• [TO BE DONE]
Exclude the pictures; give every entry again exactly as written.

• [EXTRACTED MATERIAL]
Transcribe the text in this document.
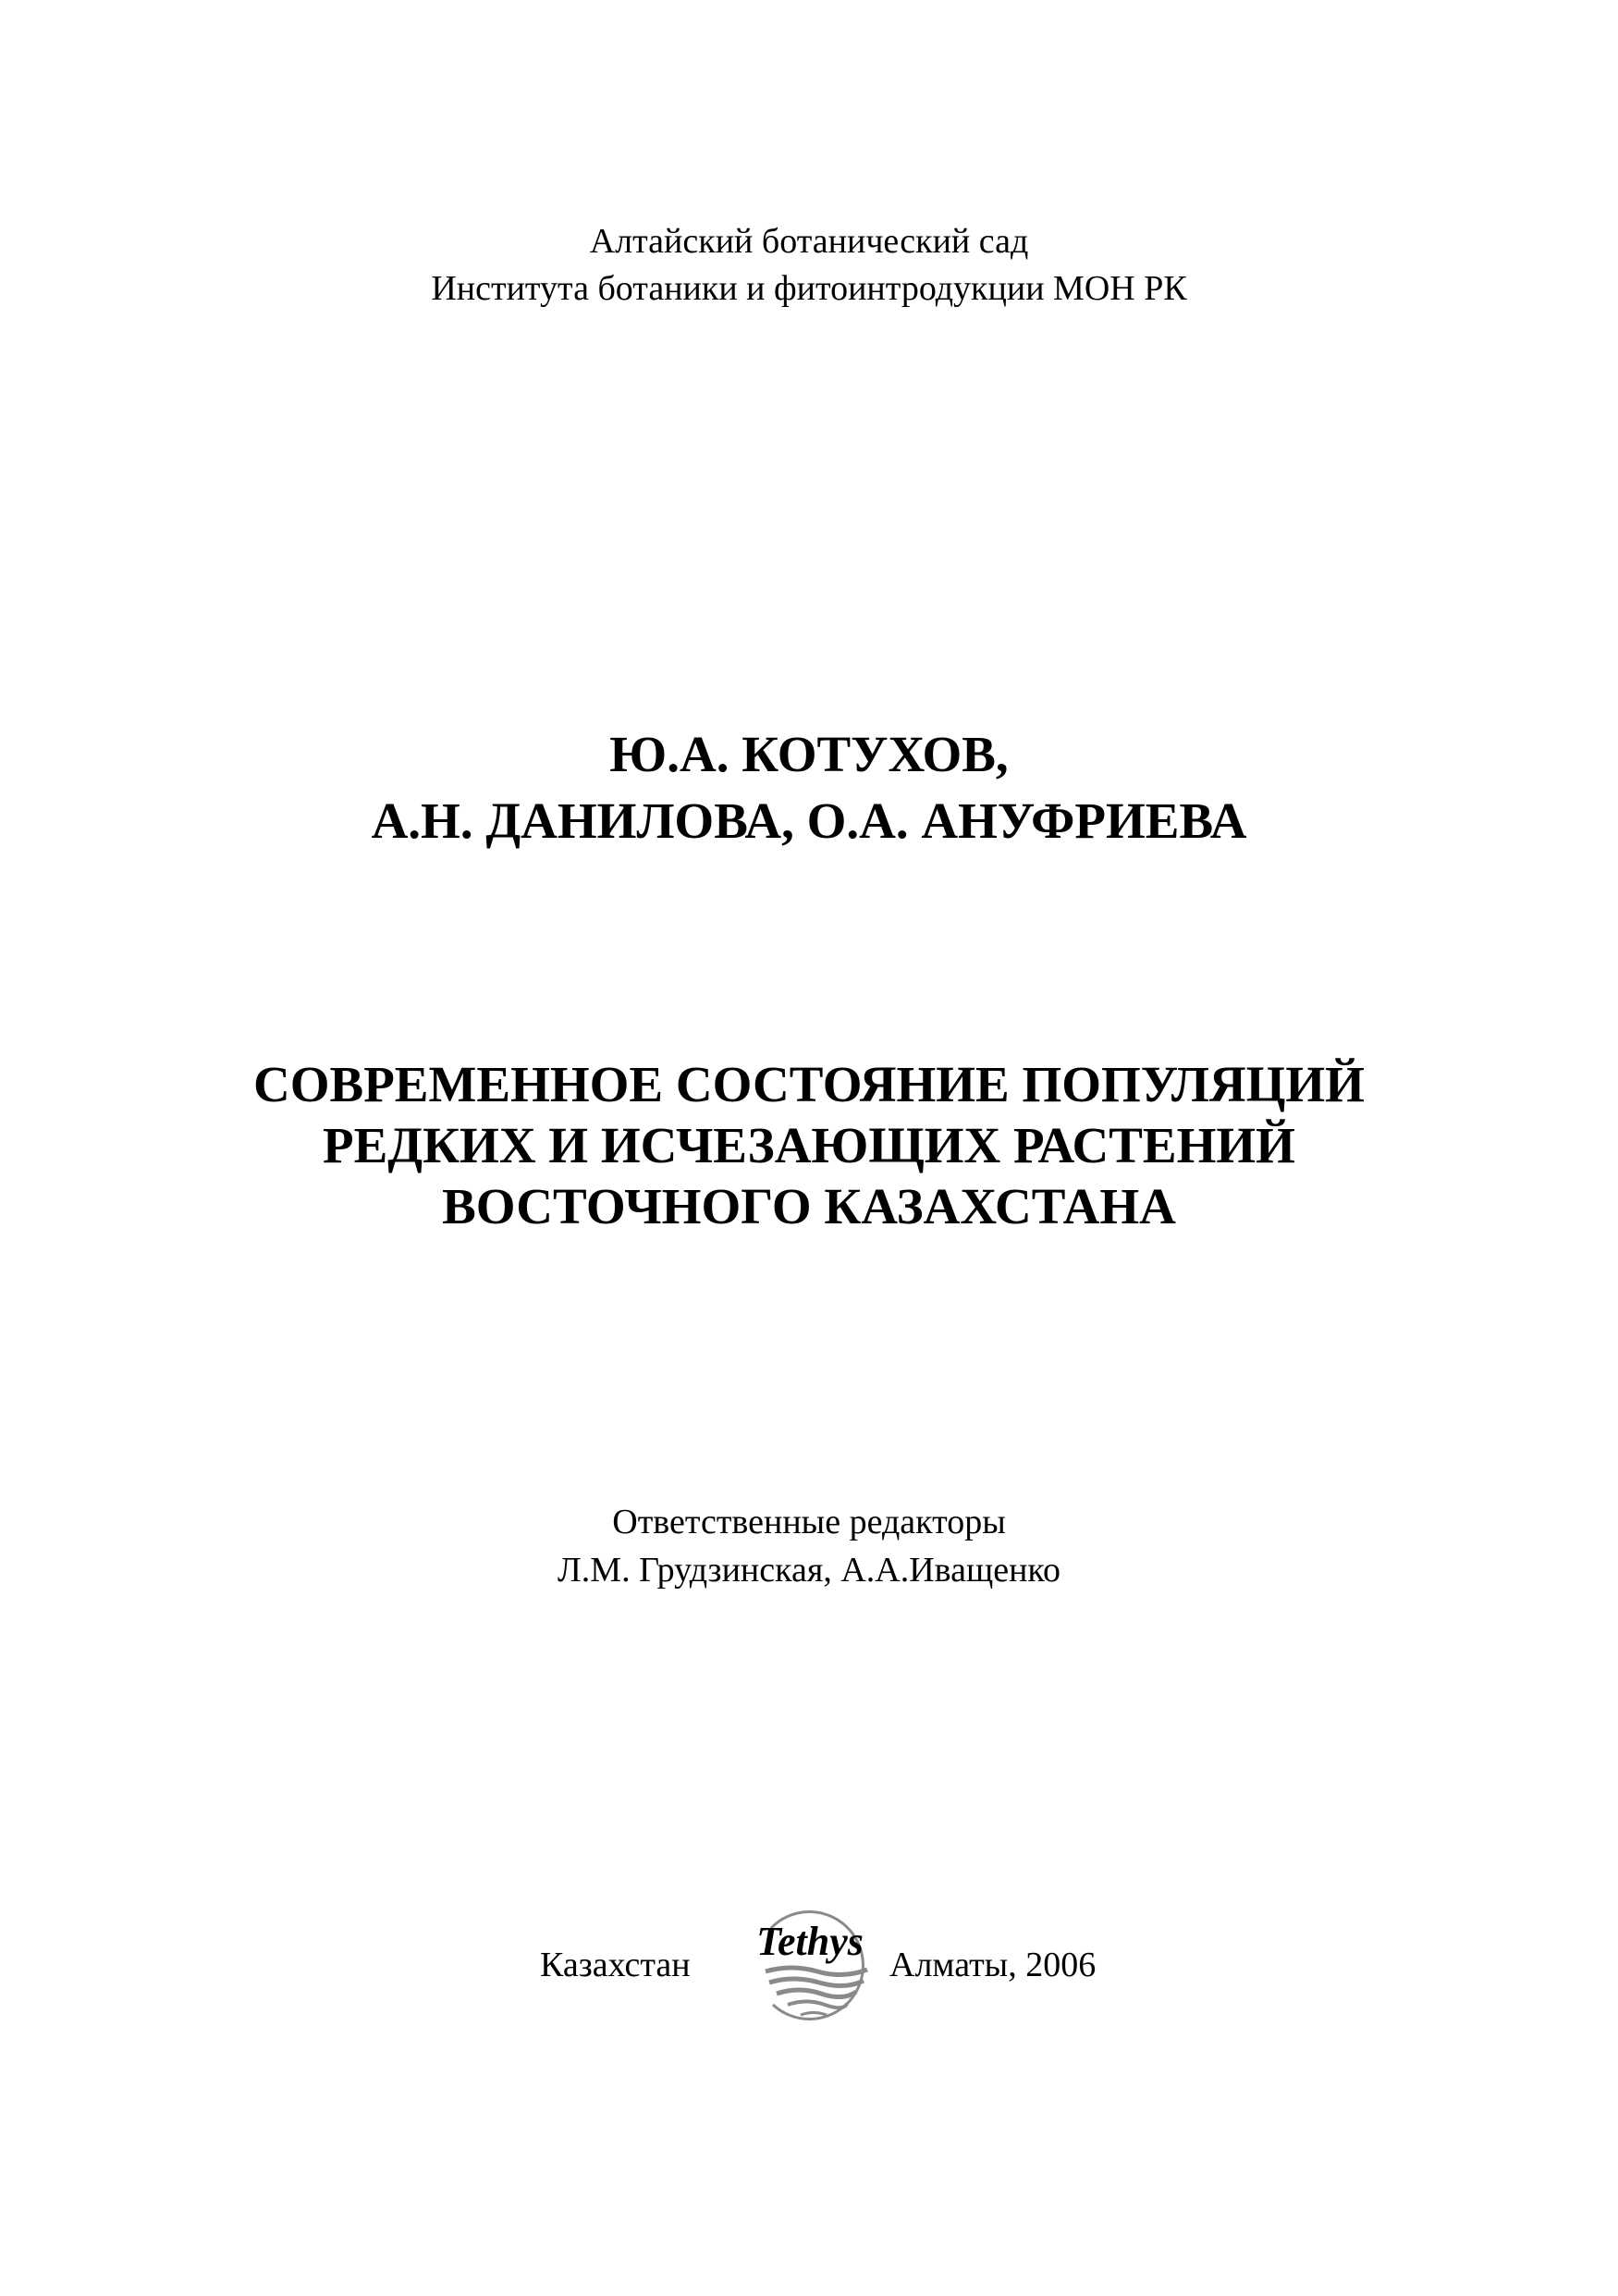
Алтайский ботанический сад
Института ботаники и фитоинтродукции МОН РК
Ю.А. КОТУХОВ,
А.Н. ДАНИЛОВА, О.А. АНУФРИЕВА
СОВРЕМЕННОЕ СОСТОЯНИЕ ПОПУЛЯЦИЙ
РЕДКИХ И ИСЧЕЗАЮЩИХ РАСТЕНИЙ
ВОСТОЧНОГО КАЗАХСТАНА
Ответственные редакторы
Л.М. Грудзинская, А.А.Иващенко
Казахстан
Tethys
Алматы, 2006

• [TASK ANSWER]
Transcribe the text in this document.
Алтайский ботанический сад
Института ботаники и фитоинтродукции МОН РК
Ю.А. КОТУХОВ,
А.Н. ДАНИЛОВА, О.А. АНУФРИЕВА
СОВРЕМЕННОЕ СОСТОЯНИЕ ПОПУЛЯЦИЙ
РЕДКИХ И ИСЧЕЗАЮЩИХ РАСТЕНИЙ
ВОСТОЧНОГО КАЗАХСТАНА
Ответственные редакторы
Л.М. Грудзинская, А.А.Иващенко
Казахстан
Tethys
Алматы, 2006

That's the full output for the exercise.